— START OF TASK DATA —
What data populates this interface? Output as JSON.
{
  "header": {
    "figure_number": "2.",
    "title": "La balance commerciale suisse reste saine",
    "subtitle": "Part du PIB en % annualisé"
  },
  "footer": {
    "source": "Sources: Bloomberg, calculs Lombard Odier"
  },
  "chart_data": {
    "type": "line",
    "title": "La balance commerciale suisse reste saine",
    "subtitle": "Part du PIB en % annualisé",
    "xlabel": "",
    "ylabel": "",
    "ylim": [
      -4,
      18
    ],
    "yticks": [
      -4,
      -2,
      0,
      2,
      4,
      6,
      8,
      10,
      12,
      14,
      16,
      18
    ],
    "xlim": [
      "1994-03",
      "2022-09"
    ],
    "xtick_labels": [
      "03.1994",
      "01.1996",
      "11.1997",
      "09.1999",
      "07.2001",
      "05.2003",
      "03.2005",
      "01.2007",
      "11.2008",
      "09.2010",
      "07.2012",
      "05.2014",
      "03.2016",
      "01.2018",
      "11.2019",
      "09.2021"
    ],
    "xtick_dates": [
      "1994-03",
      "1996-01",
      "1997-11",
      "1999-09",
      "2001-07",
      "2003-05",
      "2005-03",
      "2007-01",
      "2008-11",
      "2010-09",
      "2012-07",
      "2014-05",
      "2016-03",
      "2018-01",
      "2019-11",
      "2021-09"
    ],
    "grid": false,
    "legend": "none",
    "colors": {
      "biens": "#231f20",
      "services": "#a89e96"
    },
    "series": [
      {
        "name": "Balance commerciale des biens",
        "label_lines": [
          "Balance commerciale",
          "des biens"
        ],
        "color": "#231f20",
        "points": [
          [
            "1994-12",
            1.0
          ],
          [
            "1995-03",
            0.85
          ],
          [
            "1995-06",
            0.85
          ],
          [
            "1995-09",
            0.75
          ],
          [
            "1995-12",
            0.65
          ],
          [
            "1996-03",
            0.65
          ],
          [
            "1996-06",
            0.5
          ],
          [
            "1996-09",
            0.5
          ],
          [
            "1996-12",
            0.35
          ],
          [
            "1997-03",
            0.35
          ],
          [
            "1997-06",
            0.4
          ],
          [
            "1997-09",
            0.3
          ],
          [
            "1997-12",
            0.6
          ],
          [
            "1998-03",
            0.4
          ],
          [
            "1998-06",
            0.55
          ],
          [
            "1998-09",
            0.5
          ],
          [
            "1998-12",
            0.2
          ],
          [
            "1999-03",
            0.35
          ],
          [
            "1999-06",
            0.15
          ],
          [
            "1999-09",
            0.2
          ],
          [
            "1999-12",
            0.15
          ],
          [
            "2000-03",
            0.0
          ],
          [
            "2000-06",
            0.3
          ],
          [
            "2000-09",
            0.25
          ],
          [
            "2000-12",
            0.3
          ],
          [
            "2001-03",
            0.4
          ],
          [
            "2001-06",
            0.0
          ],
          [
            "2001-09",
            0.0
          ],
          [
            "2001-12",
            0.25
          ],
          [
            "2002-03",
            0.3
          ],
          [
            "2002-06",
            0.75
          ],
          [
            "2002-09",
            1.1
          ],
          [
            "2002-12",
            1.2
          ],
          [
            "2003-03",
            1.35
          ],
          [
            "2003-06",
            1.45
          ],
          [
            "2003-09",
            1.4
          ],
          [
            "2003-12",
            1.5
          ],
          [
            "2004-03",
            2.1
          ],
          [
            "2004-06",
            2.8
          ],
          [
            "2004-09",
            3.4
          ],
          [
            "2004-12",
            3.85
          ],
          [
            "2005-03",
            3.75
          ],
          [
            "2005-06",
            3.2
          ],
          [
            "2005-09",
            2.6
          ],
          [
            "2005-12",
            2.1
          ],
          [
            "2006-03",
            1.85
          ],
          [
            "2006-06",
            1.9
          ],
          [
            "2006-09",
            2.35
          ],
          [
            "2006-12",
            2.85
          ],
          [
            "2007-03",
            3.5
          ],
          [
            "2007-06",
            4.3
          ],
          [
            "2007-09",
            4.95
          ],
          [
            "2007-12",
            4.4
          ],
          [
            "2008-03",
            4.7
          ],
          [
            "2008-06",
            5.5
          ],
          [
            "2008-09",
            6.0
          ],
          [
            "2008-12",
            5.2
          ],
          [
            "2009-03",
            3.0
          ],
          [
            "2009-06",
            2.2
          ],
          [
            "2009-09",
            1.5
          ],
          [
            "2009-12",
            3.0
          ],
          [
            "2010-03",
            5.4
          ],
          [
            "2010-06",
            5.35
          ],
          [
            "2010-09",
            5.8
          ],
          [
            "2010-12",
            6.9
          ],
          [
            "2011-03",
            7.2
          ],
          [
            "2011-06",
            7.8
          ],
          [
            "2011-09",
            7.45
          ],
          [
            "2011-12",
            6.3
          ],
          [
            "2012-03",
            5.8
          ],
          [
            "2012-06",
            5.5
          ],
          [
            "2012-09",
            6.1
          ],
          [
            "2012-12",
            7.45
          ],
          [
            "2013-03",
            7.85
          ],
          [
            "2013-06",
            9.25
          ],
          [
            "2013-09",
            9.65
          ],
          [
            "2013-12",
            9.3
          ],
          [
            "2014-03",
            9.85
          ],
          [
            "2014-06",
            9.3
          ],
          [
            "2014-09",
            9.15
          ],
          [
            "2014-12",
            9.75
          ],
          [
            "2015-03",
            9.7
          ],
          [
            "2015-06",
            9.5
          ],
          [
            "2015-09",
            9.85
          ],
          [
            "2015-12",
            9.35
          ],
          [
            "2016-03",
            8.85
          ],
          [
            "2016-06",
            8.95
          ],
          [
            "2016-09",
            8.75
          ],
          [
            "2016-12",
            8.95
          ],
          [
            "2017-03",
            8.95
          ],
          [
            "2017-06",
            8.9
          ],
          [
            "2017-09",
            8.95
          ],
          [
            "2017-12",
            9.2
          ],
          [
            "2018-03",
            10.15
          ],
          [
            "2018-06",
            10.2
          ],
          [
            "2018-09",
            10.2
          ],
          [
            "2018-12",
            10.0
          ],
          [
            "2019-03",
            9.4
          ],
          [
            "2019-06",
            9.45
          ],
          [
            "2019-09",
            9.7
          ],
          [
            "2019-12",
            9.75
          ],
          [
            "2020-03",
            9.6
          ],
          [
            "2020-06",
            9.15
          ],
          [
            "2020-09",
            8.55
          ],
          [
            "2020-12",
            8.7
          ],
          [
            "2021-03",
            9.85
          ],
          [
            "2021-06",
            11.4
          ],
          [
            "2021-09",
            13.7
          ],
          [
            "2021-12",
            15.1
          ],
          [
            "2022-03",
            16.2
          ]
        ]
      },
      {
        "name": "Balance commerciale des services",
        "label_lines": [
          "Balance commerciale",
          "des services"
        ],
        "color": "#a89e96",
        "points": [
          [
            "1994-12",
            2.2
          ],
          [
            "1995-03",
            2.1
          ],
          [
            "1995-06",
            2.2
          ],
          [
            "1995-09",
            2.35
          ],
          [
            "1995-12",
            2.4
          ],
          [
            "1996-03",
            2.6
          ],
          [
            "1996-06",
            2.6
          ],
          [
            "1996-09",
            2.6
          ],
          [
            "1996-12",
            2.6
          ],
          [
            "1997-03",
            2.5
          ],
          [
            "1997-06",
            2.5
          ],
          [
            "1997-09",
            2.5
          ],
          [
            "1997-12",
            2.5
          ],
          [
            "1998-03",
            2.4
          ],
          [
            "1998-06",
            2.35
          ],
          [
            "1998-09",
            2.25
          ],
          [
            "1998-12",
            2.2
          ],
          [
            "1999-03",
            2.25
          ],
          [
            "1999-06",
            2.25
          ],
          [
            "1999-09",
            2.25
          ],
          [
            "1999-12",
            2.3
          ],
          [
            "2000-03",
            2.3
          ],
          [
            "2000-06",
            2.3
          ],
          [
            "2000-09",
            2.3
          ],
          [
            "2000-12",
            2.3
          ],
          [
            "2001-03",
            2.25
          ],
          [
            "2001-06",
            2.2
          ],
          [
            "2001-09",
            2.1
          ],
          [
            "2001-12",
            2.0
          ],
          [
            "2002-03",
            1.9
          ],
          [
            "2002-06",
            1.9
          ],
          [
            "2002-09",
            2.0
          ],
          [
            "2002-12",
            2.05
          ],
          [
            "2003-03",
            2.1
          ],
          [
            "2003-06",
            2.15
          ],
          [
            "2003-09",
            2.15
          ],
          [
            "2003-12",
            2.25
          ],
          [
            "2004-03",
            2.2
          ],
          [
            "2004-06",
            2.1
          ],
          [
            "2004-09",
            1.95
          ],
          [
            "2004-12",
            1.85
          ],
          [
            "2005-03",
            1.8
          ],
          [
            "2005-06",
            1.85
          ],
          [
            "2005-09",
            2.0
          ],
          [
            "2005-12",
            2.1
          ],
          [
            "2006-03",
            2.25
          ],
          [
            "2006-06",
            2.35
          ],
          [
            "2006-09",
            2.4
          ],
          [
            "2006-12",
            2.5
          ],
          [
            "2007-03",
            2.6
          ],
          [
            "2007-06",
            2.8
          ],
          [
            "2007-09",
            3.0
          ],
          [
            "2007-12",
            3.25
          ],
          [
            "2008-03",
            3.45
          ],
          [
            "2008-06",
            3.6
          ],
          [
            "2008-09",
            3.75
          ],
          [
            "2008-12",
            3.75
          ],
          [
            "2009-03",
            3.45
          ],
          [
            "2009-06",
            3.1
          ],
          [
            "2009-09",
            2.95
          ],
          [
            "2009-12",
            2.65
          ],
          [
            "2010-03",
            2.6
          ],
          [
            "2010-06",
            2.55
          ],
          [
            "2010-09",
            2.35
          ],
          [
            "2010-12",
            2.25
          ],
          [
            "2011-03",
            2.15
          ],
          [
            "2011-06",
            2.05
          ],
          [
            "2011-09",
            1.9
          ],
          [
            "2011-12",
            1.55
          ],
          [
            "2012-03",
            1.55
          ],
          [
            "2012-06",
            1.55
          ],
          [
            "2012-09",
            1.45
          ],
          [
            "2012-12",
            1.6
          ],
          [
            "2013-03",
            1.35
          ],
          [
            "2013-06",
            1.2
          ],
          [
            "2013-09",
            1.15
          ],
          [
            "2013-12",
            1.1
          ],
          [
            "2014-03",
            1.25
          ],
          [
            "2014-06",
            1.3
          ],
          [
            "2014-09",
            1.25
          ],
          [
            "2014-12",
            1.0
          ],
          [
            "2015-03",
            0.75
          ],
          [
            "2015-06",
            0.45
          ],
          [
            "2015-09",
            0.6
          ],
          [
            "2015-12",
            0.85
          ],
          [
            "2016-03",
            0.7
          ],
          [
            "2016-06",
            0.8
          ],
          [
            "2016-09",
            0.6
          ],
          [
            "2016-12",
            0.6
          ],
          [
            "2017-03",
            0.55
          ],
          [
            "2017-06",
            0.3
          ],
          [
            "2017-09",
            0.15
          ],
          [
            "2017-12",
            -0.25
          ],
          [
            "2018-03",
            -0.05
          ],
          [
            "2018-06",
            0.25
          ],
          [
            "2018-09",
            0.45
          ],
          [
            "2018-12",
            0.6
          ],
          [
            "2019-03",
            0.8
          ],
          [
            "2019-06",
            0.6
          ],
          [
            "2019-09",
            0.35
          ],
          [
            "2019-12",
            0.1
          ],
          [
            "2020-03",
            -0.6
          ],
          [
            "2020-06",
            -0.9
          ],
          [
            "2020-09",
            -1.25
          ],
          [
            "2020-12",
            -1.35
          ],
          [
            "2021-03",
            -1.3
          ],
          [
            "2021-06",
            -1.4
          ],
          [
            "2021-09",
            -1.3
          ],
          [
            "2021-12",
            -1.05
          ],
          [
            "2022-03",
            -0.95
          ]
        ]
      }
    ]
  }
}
— END OF TASK DATA —
#### [TO BE DONE]
Locate all lines that include the word "services" and copy them out.

#### [TASK RESULT]
      "services": "#a89e96"
        "name": "Balance commerciale des services",
          "des services"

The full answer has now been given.